• Required work:
Pick out all lines with the word "productos" from the records that follow.

··· Entries provided ···

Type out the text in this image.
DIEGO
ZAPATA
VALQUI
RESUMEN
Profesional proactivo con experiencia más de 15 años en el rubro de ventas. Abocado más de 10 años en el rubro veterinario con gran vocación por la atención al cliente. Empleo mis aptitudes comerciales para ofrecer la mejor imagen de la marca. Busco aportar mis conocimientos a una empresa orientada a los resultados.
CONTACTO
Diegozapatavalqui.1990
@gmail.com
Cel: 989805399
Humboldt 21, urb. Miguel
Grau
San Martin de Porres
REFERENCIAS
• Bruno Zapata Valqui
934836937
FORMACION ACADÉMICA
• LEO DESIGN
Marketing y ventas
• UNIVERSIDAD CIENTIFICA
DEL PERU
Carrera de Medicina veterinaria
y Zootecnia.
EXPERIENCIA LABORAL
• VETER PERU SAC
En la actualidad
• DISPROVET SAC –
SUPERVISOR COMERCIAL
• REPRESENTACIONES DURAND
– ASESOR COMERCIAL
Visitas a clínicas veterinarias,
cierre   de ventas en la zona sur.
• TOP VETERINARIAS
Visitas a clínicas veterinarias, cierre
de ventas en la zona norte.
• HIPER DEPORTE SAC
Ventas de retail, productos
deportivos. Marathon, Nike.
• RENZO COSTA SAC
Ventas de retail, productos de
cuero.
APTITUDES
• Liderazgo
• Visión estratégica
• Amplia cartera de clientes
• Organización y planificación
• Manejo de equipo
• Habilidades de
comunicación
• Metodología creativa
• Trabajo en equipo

···
··· Entries provided ···

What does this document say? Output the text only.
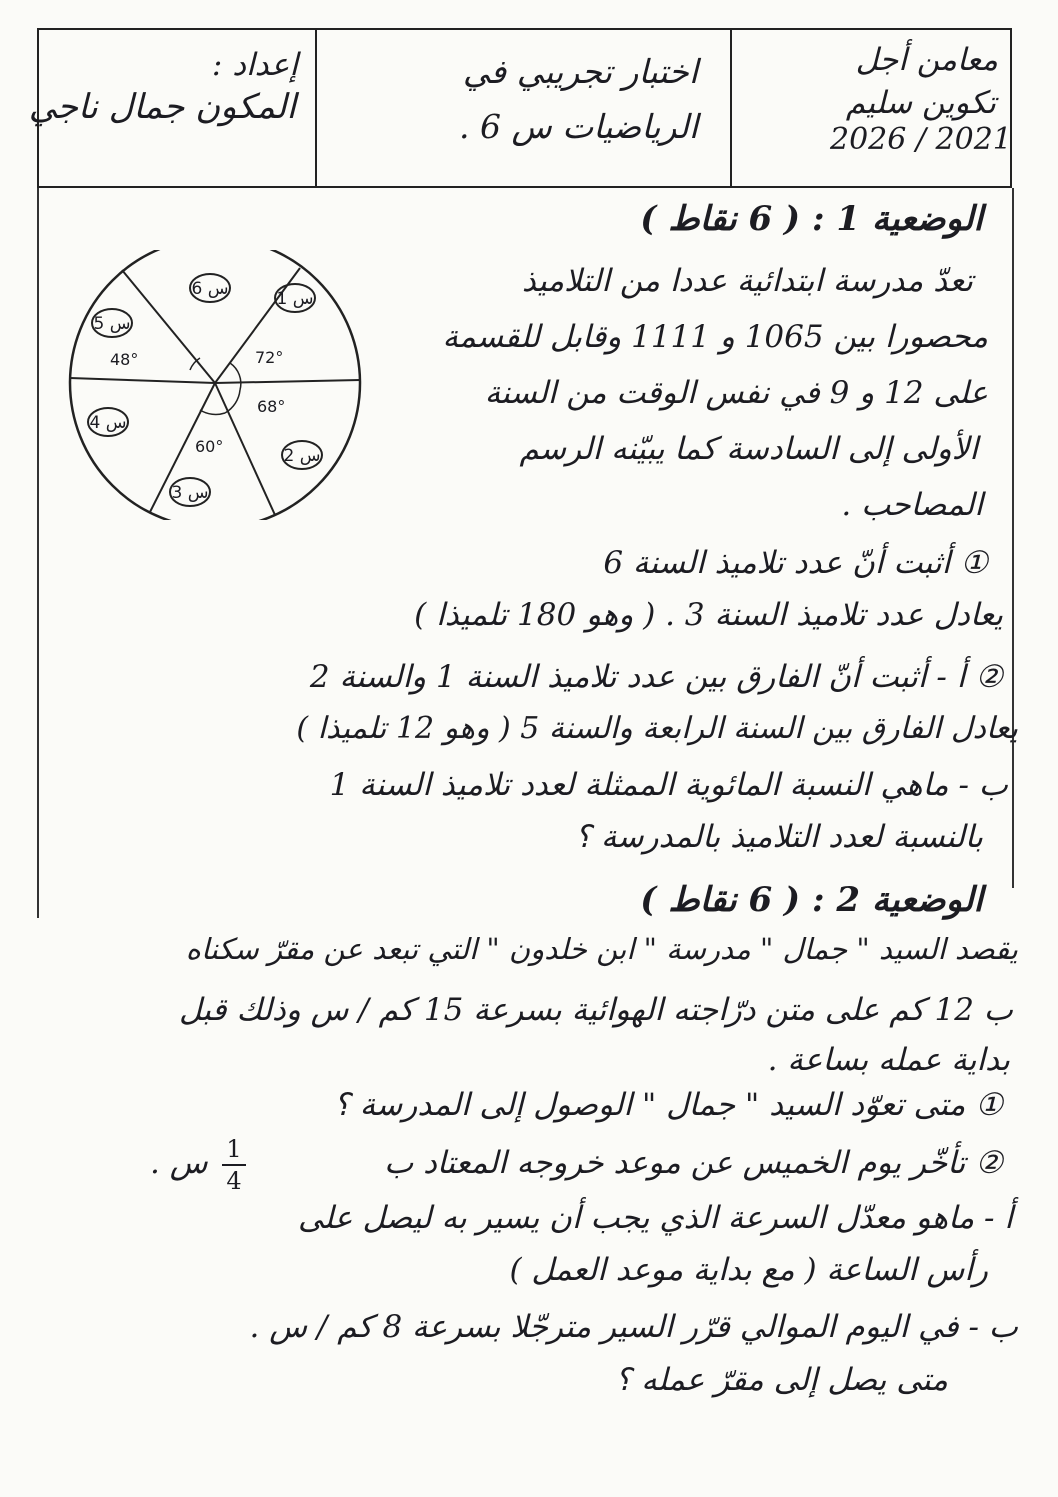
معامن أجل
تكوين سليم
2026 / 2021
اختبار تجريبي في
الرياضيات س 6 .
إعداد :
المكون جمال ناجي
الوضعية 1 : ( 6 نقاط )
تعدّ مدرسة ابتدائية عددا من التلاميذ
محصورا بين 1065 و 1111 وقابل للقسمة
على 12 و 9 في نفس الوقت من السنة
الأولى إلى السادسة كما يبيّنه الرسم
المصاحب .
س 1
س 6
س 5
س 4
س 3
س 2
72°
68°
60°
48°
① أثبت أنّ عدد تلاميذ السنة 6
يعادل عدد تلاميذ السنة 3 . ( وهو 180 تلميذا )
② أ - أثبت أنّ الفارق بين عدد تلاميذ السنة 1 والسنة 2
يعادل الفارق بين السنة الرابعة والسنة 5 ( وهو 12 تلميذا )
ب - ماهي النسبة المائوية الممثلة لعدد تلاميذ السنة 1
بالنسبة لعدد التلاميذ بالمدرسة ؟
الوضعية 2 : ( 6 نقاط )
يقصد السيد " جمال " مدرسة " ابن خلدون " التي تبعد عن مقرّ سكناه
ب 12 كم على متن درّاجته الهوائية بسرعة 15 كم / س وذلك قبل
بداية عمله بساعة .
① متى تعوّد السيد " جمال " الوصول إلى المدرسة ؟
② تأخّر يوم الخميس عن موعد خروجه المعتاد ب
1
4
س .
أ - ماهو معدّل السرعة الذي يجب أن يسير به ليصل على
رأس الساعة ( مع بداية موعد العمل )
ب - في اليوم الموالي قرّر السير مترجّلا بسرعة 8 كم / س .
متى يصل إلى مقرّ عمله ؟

···

• Answer in full:
Ventas de retail, productos
Ventas de retail, productos de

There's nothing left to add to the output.